◆ Aim:
Review the material and extract every line in which the word "handler" occurs.

Collection entries
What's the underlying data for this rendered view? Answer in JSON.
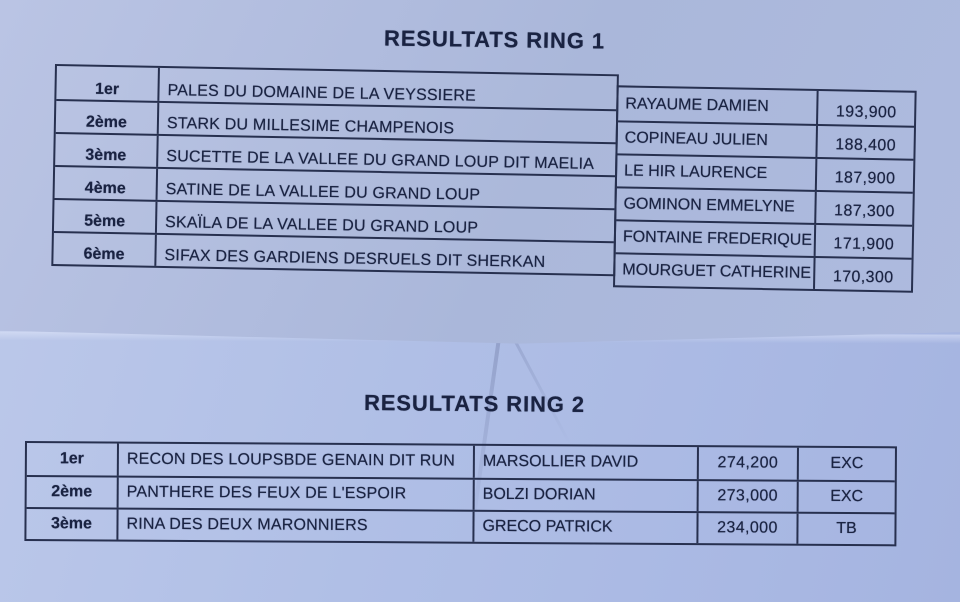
{
  "colors": {
    "ink": "#1a2342",
    "line": "#27304f",
    "paper_top": "#adbadc",
    "paper_bottom": "#b3c1e7"
  },
  "ring1": {
    "title": "RESULTATS RING 1",
    "rows": [
      {
        "rank": "1er",
        "dog": "PALES DU DOMAINE DE LA VEYSSIERE",
        "handler": "RAYAUME DAMIEN",
        "score": "193,900"
      },
      {
        "rank": "2ème",
        "dog": "STARK DU MILLESIME CHAMPENOIS",
        "handler": "COPINEAU JULIEN",
        "score": "188,400"
      },
      {
        "rank": "3ème",
        "dog": "SUCETTE DE LA VALLEE DU GRAND LOUP DIT MAELIA",
        "handler": "LE HIR LAURENCE",
        "score": "187,900"
      },
      {
        "rank": "4ème",
        "dog": "SATINE DE LA VALLEE DU GRAND LOUP",
        "handler": "GOMINON EMMELYNE",
        "score": "187,300"
      },
      {
        "rank": "5ème",
        "dog": "SKAÏLA DE LA VALLEE DU GRAND LOUP",
        "handler": "FONTAINE FREDERIQUE",
        "score": "171,900"
      },
      {
        "rank": "6ème",
        "dog": "SIFAX DES GARDIENS DESRUELS DIT SHERKAN",
        "handler": "MOURGUET CATHERINE",
        "score": "170,300"
      }
    ]
  },
  "ring2": {
    "title": "RESULTATS RING 2",
    "rows": [
      {
        "rank": "1er",
        "dog": "RECON DES LOUPSBDE GENAIN DIT RUN",
        "handler": "MARSOLLIER DAVID",
        "score": "274,200",
        "grade": "EXC"
      },
      {
        "rank": "2ème",
        "dog": "PANTHERE DES FEUX DE L'ESPOIR",
        "handler": "BOLZI DORIAN",
        "score": "273,000",
        "grade": "EXC"
      },
      {
        "rank": "3ème",
        "dog": "RINA DES DEUX MARONNIERS",
        "handler": "GRECO PATRICK",
        "score": "234,000",
        "grade": "TB"
      }
    ]
  }
}
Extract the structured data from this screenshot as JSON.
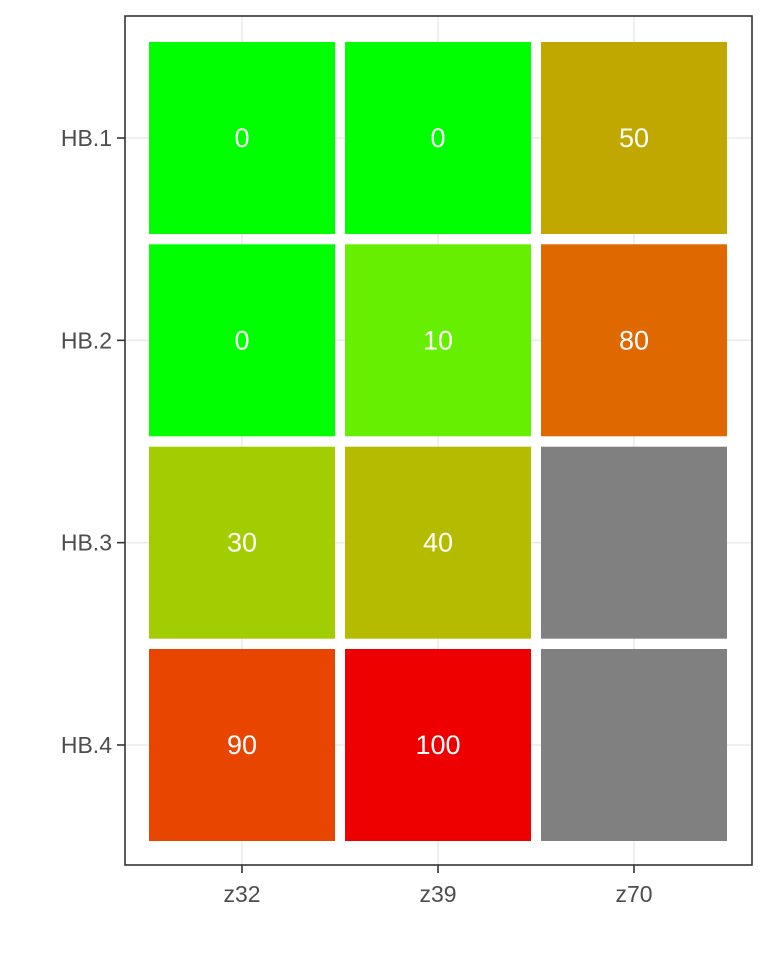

◆ Reply to the exercise:
        "handler": "RAYAUME DAMIEN",
        "handler": "COPINEAU JULIEN",
        "handler": "LE HIR LAURENCE",
        "handler": "GOMINON EMMELYNE",
        "handler": "FONTAINE FREDERIQUE",
        "handler": "MOURGUET CATHERINE",
        "handler": "MARSOLLIER DAVID",
        "handler": "BOLZI DORIAN",
        "handler": "GRECO PATRICK",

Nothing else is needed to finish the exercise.